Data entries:
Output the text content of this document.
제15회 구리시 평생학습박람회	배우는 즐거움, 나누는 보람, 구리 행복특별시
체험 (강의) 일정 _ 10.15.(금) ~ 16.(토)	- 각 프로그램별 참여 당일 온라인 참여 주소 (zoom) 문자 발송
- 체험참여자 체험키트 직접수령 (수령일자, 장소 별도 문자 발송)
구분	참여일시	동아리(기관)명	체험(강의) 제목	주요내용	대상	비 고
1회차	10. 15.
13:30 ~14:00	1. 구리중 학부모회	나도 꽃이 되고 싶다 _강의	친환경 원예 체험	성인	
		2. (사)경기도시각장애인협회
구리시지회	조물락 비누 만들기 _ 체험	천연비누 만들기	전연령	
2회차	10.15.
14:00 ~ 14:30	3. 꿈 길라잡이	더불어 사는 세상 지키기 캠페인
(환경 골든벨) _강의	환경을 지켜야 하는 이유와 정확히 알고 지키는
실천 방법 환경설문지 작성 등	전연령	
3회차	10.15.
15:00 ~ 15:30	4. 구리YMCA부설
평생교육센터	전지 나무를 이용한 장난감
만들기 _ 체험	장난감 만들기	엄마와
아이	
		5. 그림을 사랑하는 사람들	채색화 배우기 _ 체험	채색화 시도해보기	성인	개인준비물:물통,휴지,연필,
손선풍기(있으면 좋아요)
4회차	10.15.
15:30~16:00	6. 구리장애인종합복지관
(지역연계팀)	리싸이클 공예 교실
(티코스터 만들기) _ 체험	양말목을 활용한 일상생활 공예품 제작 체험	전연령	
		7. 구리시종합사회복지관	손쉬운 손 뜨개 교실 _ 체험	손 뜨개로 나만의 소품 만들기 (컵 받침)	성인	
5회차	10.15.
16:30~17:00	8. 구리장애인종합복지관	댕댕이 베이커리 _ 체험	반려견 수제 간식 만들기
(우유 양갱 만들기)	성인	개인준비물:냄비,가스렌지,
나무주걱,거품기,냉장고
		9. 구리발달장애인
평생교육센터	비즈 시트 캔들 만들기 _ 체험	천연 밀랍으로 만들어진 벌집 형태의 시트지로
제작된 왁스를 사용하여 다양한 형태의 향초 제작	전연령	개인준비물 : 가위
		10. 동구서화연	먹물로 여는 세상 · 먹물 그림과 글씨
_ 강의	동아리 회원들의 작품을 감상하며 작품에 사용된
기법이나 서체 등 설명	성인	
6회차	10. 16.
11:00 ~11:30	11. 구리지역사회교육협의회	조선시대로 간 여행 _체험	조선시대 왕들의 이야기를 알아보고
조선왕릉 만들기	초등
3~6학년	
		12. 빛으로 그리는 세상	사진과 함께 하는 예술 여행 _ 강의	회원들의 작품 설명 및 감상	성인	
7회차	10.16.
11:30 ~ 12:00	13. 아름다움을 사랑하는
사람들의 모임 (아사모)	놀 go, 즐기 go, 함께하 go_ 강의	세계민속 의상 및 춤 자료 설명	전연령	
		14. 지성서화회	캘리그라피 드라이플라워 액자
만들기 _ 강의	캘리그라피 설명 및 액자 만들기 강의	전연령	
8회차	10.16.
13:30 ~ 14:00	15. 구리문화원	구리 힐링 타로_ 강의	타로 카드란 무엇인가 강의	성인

PROBLEM STATEMENT >> Working from the material above, retype it in its entirety without change.

COMPLETE OUTPUT >>
Output the text content of this document.
제15회 구리시 평생학습박람회	배우는 즐거움, 나누는 보람, 구리 행복특별시
체험 (강의) 일정 _ 10.15.(금) ~ 16.(토)	- 각 프로그램별 참여 당일 온라인 참여 주소 (zoom) 문자 발송
- 체험참여자 체험키트 직접수령 (수령일자, 장소 별도 문자 발송)
구분	참여일시	동아리(기관)명	체험(강의) 제목	주요내용	대상	비 고
1회차	10. 15.
13:30 ~14:00	1. 구리중 학부모회	나도 꽃이 되고 싶다 _강의	친환경 원예 체험	성인	
		2. (사)경기도시각장애인협회
구리시지회	조물락 비누 만들기 _ 체험	천연비누 만들기	전연령	
2회차	10.15.
14:00 ~ 14:30	3. 꿈 길라잡이	더불어 사는 세상 지키기 캠페인
(환경 골든벨) _강의	환경을 지켜야 하는 이유와 정확히 알고 지키는
실천 방법 환경설문지 작성 등	전연령	
3회차	10.15.
15:00 ~ 15:30	4. 구리YMCA부설
평생교육센터	전지 나무를 이용한 장난감
만들기 _ 체험	장난감 만들기	엄마와
아이	
		5. 그림을 사랑하는 사람들	채색화 배우기 _ 체험	채색화 시도해보기	성인	개인준비물:물통,휴지,연필,
손선풍기(있으면 좋아요)
4회차	10.15.
15:30~16:00	6. 구리장애인종합복지관
(지역연계팀)	리싸이클 공예 교실
(티코스터 만들기) _ 체험	양말목을 활용한 일상생활 공예품 제작 체험	전연령	
		7. 구리시종합사회복지관	손쉬운 손 뜨개 교실 _ 체험	손 뜨개로 나만의 소품 만들기 (컵 받침)	성인	
5회차	10.15.
16:30~17:00	8. 구리장애인종합복지관	댕댕이 베이커리 _ 체험	반려견 수제 간식 만들기
(우유 양갱 만들기)	성인	개인준비물:냄비,가스렌지,
나무주걱,거품기,냉장고
		9. 구리발달장애인
평생교육센터	비즈 시트 캔들 만들기 _ 체험	천연 밀랍으로 만들어진 벌집 형태의 시트지로
제작된 왁스를 사용하여 다양한 형태의 향초 제작	전연령	개인준비물 : 가위
		10. 동구서화연	먹물로 여는 세상 · 먹물 그림과 글씨
_ 강의	동아리 회원들의 작품을 감상하며 작품에 사용된
기법이나 서체 등 설명	성인	
6회차	10. 16.
11:00 ~11:30	11. 구리지역사회교육협의회	조선시대로 간 여행 _체험	조선시대 왕들의 이야기를 알아보고
조선왕릉 만들기	초등
3~6학년	
		12. 빛으로 그리는 세상	사진과 함께 하는 예술 여행 _ 강의	회원들의 작품 설명 및 감상	성인	
7회차	10.16.
11:30 ~ 12:00	13. 아름다움을 사랑하는
사람들의 모임 (아사모)	놀 go, 즐기 go, 함께하 go_ 강의	세계민속 의상 및 춤 자료 설명	전연령	
		14. 지성서화회	캘리그라피 드라이플라워 액자
만들기 _ 강의	캘리그라피 설명 및 액자 만들기 강의	전연령	
8회차	10.16.
13:30 ~ 14:00	15. 구리문화원	구리 힐링 타로_ 강의	타로 카드란 무엇인가 강의	성인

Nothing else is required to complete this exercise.